Data entries
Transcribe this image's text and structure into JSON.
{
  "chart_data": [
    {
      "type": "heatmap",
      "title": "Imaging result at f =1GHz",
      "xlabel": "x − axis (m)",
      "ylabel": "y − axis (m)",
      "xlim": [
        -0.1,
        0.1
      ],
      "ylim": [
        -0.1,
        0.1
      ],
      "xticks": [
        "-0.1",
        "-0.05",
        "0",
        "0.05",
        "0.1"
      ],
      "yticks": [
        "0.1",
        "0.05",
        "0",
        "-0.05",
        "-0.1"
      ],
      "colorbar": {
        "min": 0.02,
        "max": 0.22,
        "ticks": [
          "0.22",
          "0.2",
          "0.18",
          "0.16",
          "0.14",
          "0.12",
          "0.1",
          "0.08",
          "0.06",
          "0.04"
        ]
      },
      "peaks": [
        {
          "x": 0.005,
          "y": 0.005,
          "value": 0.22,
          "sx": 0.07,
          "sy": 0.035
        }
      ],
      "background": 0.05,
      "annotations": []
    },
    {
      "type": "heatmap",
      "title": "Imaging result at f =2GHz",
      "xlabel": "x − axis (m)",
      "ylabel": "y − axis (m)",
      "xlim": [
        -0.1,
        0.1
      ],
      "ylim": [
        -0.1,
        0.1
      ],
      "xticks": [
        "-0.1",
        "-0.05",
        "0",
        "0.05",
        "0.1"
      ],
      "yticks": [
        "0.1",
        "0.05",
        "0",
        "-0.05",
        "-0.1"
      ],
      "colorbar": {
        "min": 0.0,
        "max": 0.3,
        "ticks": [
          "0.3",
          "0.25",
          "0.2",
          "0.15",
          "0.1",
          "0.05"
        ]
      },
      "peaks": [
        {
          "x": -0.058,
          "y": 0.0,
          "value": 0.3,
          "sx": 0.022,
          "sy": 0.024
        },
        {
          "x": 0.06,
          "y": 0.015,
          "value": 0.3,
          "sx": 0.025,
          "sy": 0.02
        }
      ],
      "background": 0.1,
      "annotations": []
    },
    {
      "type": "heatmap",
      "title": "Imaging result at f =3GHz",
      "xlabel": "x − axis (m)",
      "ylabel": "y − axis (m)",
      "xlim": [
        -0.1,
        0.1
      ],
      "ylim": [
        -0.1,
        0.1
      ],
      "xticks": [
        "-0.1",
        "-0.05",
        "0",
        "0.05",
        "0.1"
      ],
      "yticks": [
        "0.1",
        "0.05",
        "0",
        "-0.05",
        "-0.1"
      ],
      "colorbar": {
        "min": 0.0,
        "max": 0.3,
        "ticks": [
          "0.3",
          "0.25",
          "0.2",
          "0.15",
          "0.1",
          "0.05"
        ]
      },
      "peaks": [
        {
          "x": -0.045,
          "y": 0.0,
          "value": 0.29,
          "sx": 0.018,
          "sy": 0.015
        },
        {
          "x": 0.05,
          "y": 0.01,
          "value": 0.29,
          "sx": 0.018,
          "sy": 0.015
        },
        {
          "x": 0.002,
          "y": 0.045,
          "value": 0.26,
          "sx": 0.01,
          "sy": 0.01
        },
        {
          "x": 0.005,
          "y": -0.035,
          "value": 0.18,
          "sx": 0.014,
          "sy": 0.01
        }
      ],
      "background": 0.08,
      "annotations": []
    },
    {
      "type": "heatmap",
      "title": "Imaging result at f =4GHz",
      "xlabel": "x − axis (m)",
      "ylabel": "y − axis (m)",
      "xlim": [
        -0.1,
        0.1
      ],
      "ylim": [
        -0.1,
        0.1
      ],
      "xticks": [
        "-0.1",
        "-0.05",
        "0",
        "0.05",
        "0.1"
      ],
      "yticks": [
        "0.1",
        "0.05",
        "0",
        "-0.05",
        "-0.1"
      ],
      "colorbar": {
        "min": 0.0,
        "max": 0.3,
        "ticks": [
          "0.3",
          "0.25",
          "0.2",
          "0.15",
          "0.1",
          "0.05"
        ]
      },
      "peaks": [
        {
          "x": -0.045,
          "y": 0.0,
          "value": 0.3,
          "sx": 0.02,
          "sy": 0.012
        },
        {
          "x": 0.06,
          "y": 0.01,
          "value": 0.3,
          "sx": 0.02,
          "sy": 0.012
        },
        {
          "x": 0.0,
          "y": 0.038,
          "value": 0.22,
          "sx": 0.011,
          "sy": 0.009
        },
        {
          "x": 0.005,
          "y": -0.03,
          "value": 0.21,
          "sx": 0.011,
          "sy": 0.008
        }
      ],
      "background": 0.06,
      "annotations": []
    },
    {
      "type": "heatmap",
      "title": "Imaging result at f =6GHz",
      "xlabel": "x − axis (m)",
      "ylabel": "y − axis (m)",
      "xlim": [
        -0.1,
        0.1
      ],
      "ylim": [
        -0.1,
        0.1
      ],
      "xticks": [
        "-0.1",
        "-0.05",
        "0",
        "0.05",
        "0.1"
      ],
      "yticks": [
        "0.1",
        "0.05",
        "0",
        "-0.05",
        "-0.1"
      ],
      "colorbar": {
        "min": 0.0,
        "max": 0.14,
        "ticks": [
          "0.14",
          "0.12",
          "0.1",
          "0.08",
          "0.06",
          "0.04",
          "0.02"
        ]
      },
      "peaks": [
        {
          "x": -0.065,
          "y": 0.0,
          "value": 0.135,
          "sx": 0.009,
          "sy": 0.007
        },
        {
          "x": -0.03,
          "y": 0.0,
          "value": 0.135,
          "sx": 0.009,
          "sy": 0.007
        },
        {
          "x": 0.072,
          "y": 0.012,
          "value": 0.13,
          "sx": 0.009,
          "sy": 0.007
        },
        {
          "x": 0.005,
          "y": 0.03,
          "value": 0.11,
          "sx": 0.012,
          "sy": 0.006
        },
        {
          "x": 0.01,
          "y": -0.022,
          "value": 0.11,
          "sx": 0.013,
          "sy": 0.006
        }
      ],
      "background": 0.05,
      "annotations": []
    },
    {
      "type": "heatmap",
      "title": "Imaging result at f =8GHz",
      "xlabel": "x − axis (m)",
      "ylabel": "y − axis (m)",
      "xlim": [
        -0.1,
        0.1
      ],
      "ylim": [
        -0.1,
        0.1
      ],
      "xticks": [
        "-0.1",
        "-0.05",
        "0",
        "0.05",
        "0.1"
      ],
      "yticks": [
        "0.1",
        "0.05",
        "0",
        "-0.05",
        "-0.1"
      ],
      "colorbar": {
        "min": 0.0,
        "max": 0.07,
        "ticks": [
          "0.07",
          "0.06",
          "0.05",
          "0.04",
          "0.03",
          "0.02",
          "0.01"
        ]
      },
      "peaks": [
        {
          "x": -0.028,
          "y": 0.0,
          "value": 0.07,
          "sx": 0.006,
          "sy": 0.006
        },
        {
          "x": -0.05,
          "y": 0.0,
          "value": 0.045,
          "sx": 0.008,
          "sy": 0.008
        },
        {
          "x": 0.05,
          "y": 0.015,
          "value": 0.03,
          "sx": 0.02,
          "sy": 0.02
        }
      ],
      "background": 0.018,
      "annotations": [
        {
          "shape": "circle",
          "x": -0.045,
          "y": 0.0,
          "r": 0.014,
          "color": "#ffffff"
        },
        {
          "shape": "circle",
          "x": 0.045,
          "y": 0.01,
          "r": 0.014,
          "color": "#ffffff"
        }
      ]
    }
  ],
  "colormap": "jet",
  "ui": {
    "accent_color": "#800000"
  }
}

Set problem
List all lines in the material containing the string "background".

Full output
      "background": 0.05,
      "background": 0.1,
      "background": 0.08,
      "background": 0.06,
      "background": 0.05,
      "background": 0.018,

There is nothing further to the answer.